PROBLEM:
Answer these questions about the excerpt on protocol types below:
1. What type is revealed for arg2?
2. What value is x given in module.py?
3. What two conditions must hold for a protocol type X and a nominal type Y to be inferred as disjoint?

EXCERPT:
════════════════════

But this is only true if the subclass has Protocol in its explicit bases (otherwise, it is a nominal type rather than a structural type):

class HasXAndYNominal(HasX, HasY): ...

static_assert(not is_equivalent_to(HasXAndYNominal, Intersection[HasX, HasY]))

A protocol type X and a nominal type Y can be inferred as disjoint types if Y is a @final type and Y does not satisfy the interface declared by X. But if Y is not @final, then this does not hold true, since a subclass of Y could always provide additional methods or attributes that would lead to it satisfying X's interface:

from typing import final
from ty_extensions import is_disjoint_from

class NotFinalNominal: ...

@final
class FinalNominal: ...

static_assert(not is_disjoint_from(NotFinalNominal, HasX))
static_assert(is_disjoint_from(FinalNominal, HasX))

def _(arg1: Intersection[HasX, NotFinalNominal], arg2: Intersection[HasX, FinalNominal]):
    reveal_type(arg1)  # revealed: HasX & NotFinalNominal
    reveal_type(arg2)  # revealed: Never

Satisfying a protocol's interface

A type does not have to be an Instance type in order to be a subtype of a protocol. Other protocols can be a subtype of a protocol, as can ModuleLiteral types, ClassLiteral types, and others. Another protocol can be a subtype of HasX either through "explicit" (nominal) inheritance from HasX, or by specifying a superset of HasX's interface:

module.py:

x: int = 42

main.py:

import module
from typing import Protocol
from ty_extensions import is_subtype_of, is_assignable_to, static_assert, TypeOf

class HasX(Protocol):
    x: int

# TODO: this should pass
static_assert(is_subtype_of(TypeOf[module], HasX))  # error: [static-assert-error]
static_assert(is_assignable_to(TypeOf[module], HasX))

════════════════════

RECORD EXTRACTS:
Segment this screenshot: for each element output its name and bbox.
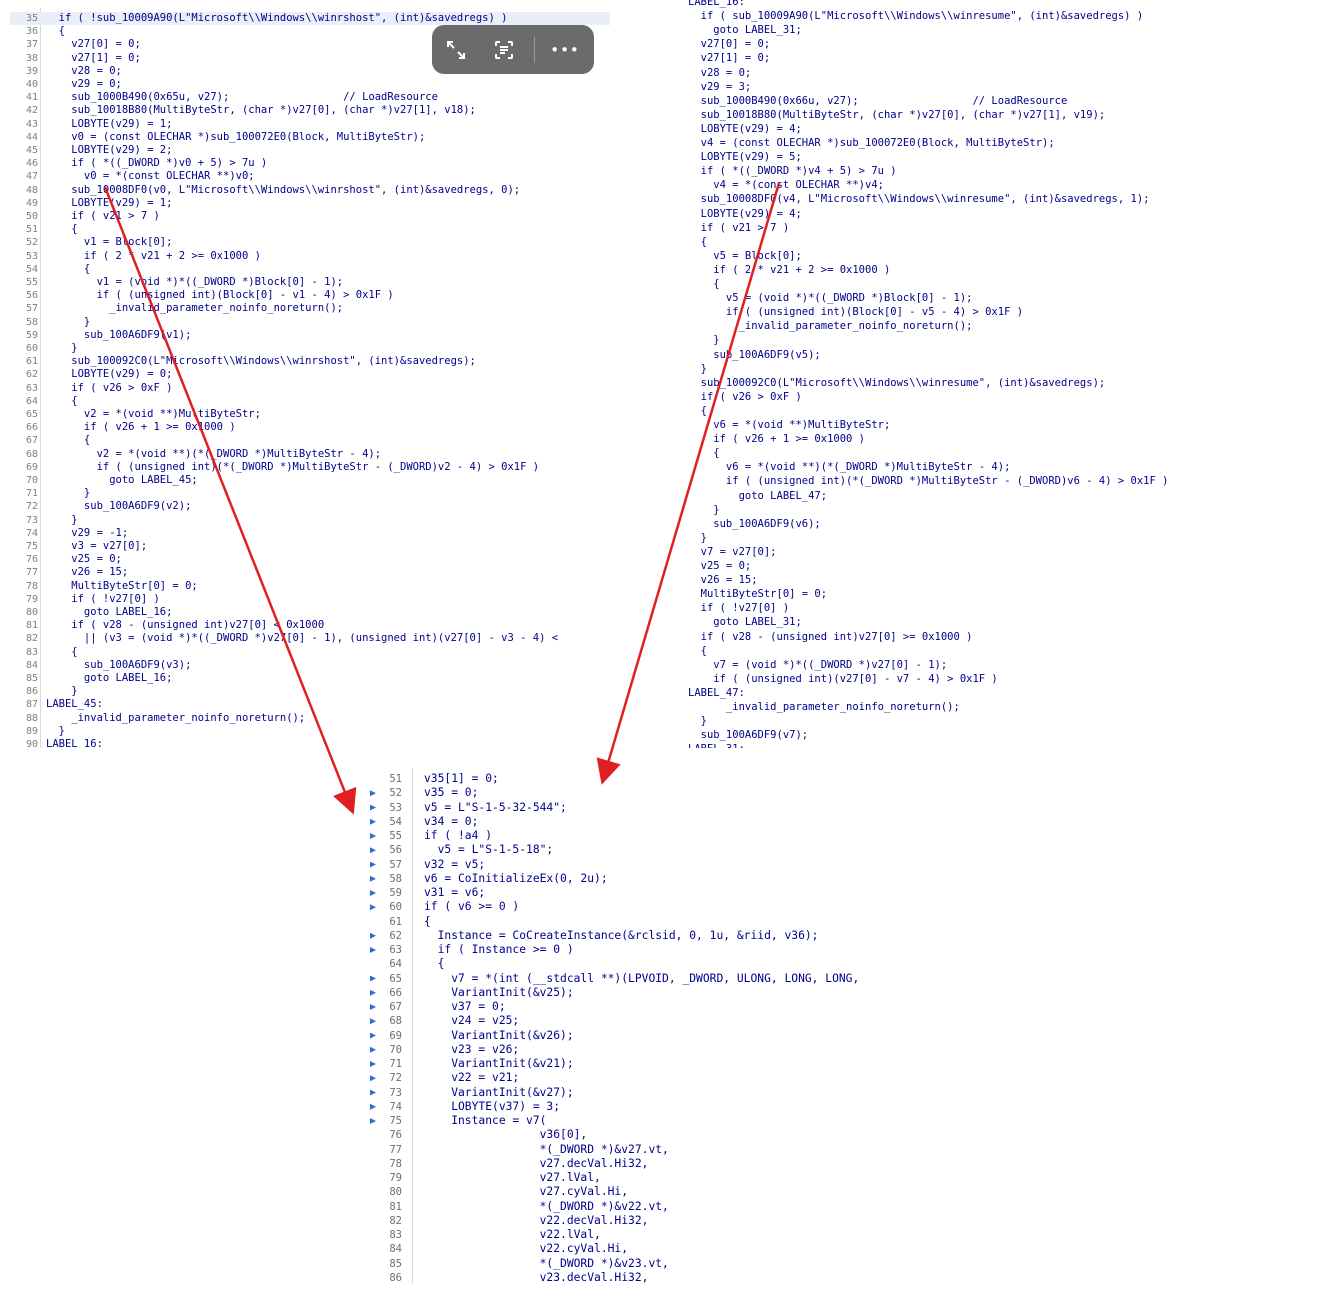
arrow-right-to-bottom bbox=[596, 182, 781, 785]
annotation-arrows bbox=[103, 182, 781, 815]
arrow-left-to-bottom bbox=[103, 186, 357, 815]
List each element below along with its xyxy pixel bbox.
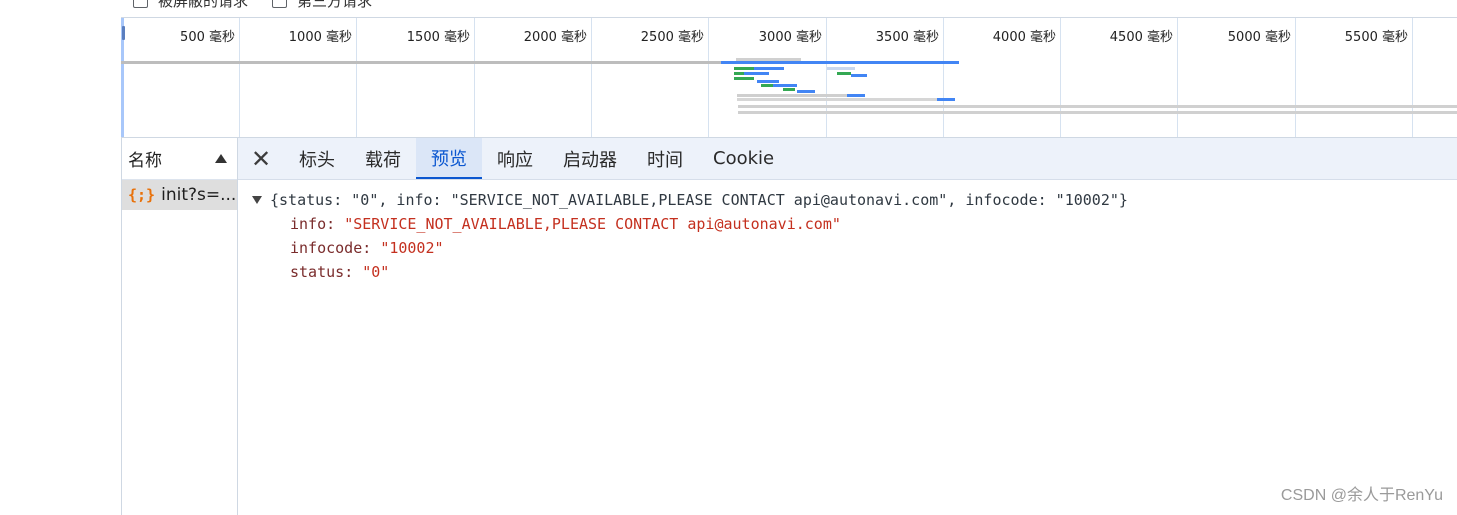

════════════════════

SOLUTION TO THIS EXERCISE:
1. Never
2. 42
3. Y must be a @final type, and Y must not satisfy the interface declared by X.